Data entries:
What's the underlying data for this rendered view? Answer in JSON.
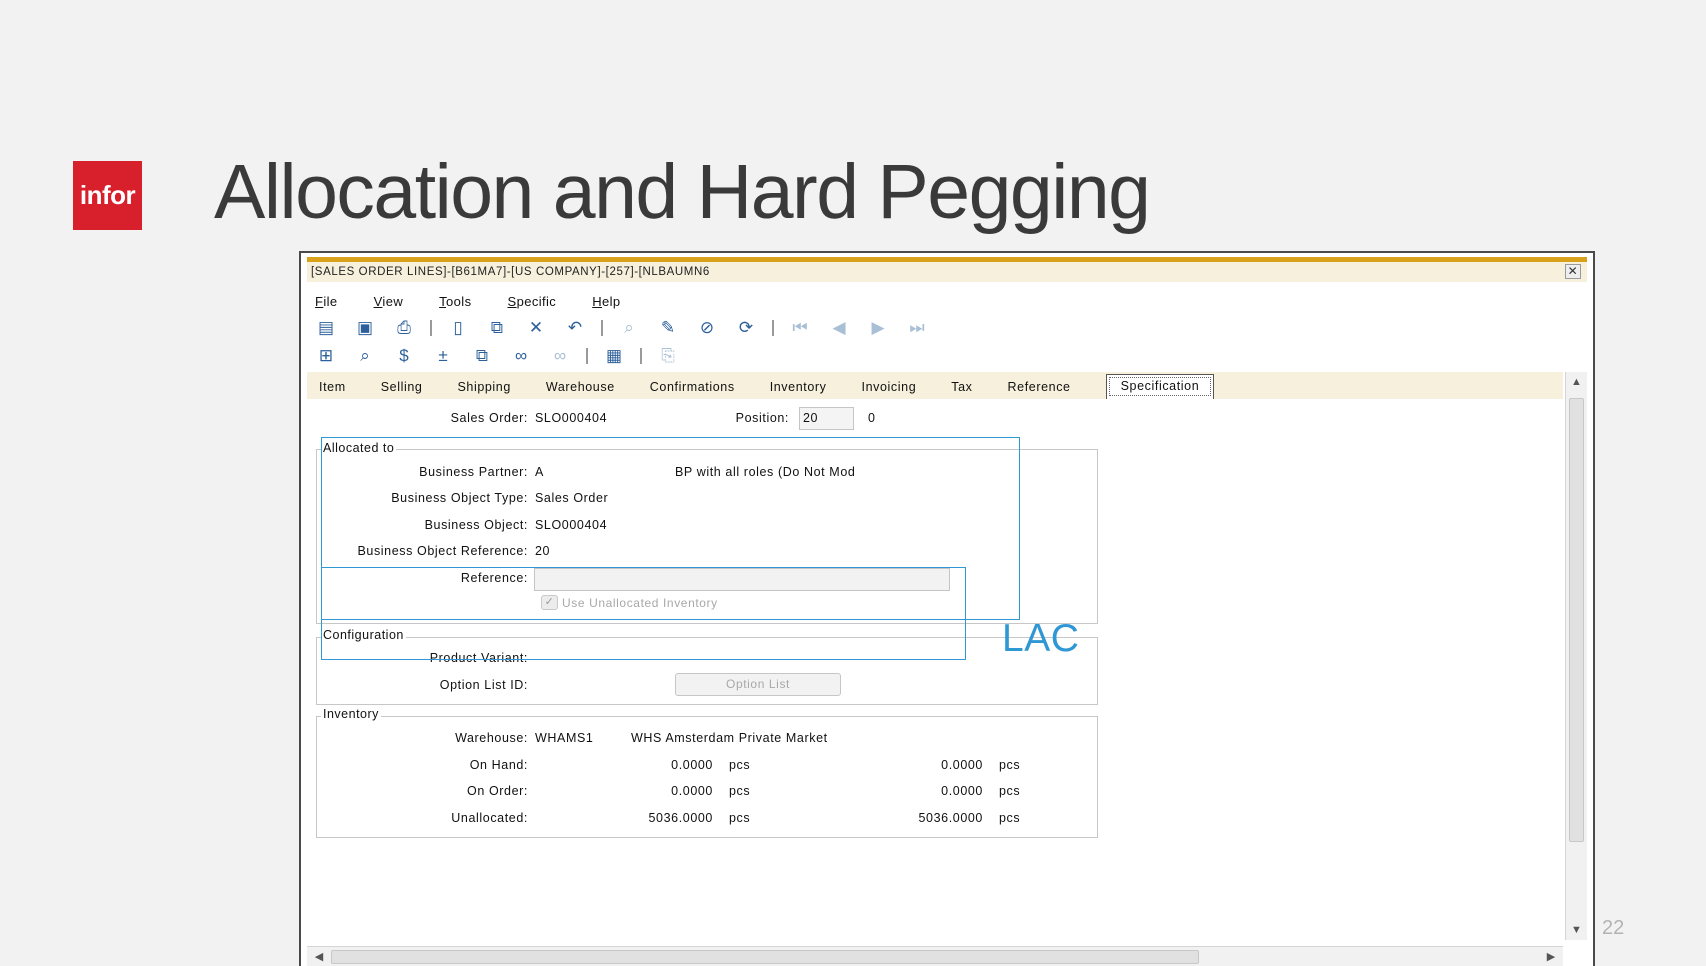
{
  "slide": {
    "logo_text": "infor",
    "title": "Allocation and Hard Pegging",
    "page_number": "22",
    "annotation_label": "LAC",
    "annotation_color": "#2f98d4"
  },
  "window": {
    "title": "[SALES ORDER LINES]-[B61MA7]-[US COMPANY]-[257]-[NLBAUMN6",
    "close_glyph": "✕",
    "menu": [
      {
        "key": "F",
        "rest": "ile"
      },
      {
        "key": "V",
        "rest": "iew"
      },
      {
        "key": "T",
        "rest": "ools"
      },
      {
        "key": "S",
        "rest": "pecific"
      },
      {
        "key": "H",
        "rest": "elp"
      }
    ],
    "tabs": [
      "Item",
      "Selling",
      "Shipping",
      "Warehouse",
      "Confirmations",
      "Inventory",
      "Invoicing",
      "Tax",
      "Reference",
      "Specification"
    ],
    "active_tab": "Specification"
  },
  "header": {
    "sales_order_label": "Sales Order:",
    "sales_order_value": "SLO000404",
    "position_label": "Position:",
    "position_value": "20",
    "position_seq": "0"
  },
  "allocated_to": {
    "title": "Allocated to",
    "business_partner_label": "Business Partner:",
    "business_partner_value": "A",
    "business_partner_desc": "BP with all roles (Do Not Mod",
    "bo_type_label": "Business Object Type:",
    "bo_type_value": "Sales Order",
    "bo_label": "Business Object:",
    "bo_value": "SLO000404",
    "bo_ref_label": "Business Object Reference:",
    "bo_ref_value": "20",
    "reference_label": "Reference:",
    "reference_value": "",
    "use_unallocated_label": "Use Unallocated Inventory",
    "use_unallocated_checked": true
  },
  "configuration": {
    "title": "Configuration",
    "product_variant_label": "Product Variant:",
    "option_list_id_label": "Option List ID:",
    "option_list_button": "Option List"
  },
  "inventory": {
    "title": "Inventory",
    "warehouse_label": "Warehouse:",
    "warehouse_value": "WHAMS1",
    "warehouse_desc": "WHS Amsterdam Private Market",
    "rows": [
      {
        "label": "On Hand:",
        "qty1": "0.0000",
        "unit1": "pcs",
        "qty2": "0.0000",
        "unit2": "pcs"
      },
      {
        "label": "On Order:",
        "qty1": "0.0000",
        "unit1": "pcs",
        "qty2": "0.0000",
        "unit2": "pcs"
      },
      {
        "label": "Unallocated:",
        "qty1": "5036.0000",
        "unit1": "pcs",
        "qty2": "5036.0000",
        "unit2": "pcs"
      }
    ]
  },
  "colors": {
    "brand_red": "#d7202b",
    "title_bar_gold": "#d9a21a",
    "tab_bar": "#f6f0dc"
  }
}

■ Direction:
Every record must be copied exactly, with images dropped from the result.

■ Completed task:
What's the underlying data for this rendered view? Answer in JSON.
{
  "slide": {
    "logo_text": "infor",
    "title": "Allocation and Hard Pegging",
    "page_number": "22",
    "annotation_label": "LAC",
    "annotation_color": "#2f98d4"
  },
  "window": {
    "title": "[SALES ORDER LINES]-[B61MA7]-[US COMPANY]-[257]-[NLBAUMN6",
    "close_glyph": "✕",
    "menu": [
      {
        "key": "F",
        "rest": "ile"
      },
      {
        "key": "V",
        "rest": "iew"
      },
      {
        "key": "T",
        "rest": "ools"
      },
      {
        "key": "S",
        "rest": "pecific"
      },
      {
        "key": "H",
        "rest": "elp"
      }
    ],
    "tabs": [
      "Item",
      "Selling",
      "Shipping",
      "Warehouse",
      "Confirmations",
      "Inventory",
      "Invoicing",
      "Tax",
      "Reference",
      "Specification"
    ],
    "active_tab": "Specification"
  },
  "header": {
    "sales_order_label": "Sales Order:",
    "sales_order_value": "SLO000404",
    "position_label": "Position:",
    "position_value": "20",
    "position_seq": "0"
  },
  "allocated_to": {
    "title": "Allocated to",
    "business_partner_label": "Business Partner:",
    "business_partner_value": "A",
    "business_partner_desc": "BP with all roles (Do Not Mod",
    "bo_type_label": "Business Object Type:",
    "bo_type_value": "Sales Order",
    "bo_label": "Business Object:",
    "bo_value": "SLO000404",
    "bo_ref_label": "Business Object Reference:",
    "bo_ref_value": "20",
    "reference_label": "Reference:",
    "reference_value": "",
    "use_unallocated_label": "Use Unallocated Inventory",
    "use_unallocated_checked": true
  },
  "configuration": {
    "title": "Configuration",
    "product_variant_label": "Product Variant:",
    "option_list_id_label": "Option List ID:",
    "option_list_button": "Option List"
  },
  "inventory": {
    "title": "Inventory",
    "warehouse_label": "Warehouse:",
    "warehouse_value": "WHAMS1",
    "warehouse_desc": "WHS Amsterdam Private Market",
    "rows": [
      {
        "label": "On Hand:",
        "qty1": "0.0000",
        "unit1": "pcs",
        "qty2": "0.0000",
        "unit2": "pcs"
      },
      {
        "label": "On Order:",
        "qty1": "0.0000",
        "unit1": "pcs",
        "qty2": "0.0000",
        "unit2": "pcs"
      },
      {
        "label": "Unallocated:",
        "qty1": "5036.0000",
        "unit1": "pcs",
        "qty2": "5036.0000",
        "unit2": "pcs"
      }
    ]
  },
  "colors": {
    "brand_red": "#d7202b",
    "title_bar_gold": "#d9a21a",
    "tab_bar": "#f6f0dc"
  }
}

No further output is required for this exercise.